Stored entries
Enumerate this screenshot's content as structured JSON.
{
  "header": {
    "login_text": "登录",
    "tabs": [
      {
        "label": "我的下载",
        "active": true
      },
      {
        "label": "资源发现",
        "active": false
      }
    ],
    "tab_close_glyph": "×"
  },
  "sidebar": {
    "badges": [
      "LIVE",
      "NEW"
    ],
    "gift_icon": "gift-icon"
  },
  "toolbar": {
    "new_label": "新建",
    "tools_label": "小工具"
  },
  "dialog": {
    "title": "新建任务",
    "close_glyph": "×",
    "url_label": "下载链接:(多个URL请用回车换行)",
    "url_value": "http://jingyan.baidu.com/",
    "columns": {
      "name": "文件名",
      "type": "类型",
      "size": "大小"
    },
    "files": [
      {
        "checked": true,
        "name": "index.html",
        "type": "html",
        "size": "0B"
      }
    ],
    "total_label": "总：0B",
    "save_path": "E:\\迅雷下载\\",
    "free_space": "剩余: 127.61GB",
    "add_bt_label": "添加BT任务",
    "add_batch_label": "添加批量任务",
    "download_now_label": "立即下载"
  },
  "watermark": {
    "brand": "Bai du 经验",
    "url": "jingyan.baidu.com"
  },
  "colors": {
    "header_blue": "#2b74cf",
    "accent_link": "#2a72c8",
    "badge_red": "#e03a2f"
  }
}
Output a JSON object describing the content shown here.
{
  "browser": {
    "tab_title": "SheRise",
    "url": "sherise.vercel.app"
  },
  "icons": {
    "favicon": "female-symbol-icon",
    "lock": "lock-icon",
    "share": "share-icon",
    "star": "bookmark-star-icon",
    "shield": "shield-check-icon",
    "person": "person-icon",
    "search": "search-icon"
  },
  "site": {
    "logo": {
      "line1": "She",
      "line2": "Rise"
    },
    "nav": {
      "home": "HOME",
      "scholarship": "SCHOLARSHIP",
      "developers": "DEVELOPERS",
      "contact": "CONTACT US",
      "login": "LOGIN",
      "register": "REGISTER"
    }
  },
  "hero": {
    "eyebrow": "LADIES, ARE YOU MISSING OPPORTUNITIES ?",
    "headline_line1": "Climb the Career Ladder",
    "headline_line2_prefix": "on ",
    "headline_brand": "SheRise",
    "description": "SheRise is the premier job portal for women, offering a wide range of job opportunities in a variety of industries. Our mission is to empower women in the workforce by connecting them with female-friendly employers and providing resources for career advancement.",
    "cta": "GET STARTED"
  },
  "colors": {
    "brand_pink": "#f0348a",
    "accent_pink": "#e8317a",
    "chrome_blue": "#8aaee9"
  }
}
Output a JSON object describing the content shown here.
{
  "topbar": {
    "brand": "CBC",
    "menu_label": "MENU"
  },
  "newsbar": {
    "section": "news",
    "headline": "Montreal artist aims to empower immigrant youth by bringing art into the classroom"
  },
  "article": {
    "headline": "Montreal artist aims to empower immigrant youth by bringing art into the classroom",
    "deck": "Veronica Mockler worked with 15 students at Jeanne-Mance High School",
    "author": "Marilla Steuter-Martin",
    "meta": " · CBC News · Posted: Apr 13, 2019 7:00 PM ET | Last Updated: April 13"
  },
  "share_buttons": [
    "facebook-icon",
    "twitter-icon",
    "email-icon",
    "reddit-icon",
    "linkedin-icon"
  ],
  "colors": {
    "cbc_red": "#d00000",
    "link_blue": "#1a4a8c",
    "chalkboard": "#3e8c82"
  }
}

**TASK DETAILS**: Track down every line of the material containing the string "baidu", and copy it.

**RESPONSE FOR THIS EXERCISE**:
    "url_value": "http://jingyan.baidu.com/",
    "url": "jingyan.baidu.com"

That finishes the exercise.